▶ _TASK_: Where a line in the listing contains the string "this", copy that line out.
+++ GIVEN INFORMATION
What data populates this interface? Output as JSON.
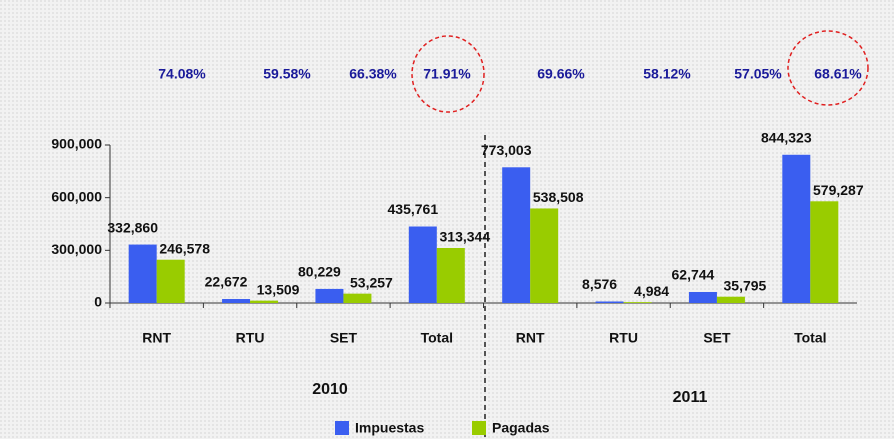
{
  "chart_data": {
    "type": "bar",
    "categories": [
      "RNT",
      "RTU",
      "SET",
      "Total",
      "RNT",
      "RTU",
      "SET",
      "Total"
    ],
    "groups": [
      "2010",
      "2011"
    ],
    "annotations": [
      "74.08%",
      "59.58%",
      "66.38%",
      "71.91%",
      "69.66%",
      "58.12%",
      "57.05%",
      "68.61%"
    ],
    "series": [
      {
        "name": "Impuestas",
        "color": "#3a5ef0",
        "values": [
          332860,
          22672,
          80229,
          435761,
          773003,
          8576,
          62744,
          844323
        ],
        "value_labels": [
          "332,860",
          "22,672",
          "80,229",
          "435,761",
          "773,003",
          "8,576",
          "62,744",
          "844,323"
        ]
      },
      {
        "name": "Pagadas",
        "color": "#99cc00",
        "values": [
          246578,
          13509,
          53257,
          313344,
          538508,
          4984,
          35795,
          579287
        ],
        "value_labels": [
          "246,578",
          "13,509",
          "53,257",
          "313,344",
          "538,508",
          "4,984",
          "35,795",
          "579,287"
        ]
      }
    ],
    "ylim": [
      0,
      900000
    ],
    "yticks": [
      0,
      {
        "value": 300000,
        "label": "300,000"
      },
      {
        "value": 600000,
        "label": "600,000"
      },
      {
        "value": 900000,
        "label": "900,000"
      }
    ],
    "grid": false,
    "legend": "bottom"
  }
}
++++++
+++ GIVEN INFORMATION
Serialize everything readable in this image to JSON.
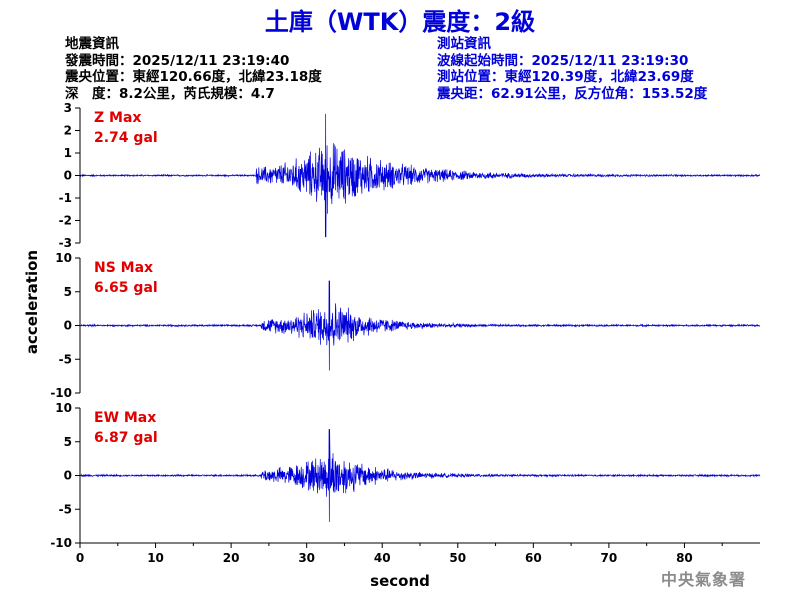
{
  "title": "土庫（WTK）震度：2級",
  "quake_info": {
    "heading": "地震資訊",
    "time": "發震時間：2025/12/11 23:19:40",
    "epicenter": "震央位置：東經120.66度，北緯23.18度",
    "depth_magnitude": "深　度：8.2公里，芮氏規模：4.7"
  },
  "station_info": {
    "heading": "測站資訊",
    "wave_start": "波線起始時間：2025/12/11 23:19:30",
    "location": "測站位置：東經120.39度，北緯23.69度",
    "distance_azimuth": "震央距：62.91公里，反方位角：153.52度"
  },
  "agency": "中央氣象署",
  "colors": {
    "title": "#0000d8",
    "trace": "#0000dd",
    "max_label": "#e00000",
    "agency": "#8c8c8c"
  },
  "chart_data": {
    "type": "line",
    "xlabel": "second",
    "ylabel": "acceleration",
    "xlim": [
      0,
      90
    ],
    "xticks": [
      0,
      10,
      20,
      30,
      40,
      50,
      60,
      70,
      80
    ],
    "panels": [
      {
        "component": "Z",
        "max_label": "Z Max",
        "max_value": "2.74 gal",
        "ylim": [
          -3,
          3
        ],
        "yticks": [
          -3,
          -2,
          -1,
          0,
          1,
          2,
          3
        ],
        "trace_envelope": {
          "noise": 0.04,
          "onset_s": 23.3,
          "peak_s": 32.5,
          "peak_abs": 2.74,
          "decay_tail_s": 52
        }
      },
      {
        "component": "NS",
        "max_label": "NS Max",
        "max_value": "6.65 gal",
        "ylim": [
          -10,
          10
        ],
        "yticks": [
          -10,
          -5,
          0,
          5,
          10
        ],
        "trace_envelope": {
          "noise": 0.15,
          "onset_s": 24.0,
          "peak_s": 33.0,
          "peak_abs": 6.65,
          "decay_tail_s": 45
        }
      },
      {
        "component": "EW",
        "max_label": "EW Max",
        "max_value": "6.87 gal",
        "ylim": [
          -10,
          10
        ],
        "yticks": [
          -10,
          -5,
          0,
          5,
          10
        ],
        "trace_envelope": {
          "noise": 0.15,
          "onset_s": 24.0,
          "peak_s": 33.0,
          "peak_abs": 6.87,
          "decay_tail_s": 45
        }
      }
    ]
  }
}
++++++
▶ _WRITTEN RESPONSE_:
What data populates this interface? Output as JSON.
Serialize everything readable in this image to JSON.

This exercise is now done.